[Entries shown]
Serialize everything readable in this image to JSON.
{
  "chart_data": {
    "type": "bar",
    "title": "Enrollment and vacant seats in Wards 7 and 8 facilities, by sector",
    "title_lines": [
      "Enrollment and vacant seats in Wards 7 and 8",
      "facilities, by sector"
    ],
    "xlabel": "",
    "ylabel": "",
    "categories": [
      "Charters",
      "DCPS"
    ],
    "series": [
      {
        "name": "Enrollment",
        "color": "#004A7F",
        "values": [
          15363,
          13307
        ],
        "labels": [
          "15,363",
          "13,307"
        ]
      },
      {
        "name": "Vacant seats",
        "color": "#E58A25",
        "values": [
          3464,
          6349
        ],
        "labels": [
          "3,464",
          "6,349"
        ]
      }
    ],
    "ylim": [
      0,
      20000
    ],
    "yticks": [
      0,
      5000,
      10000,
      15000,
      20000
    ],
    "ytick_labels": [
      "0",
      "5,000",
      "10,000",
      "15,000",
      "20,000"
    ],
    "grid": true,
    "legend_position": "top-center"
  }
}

[Set task]
From the material given, work out how many lines hold the string "seats"; state that number and nothing further.

[Worked solution]
3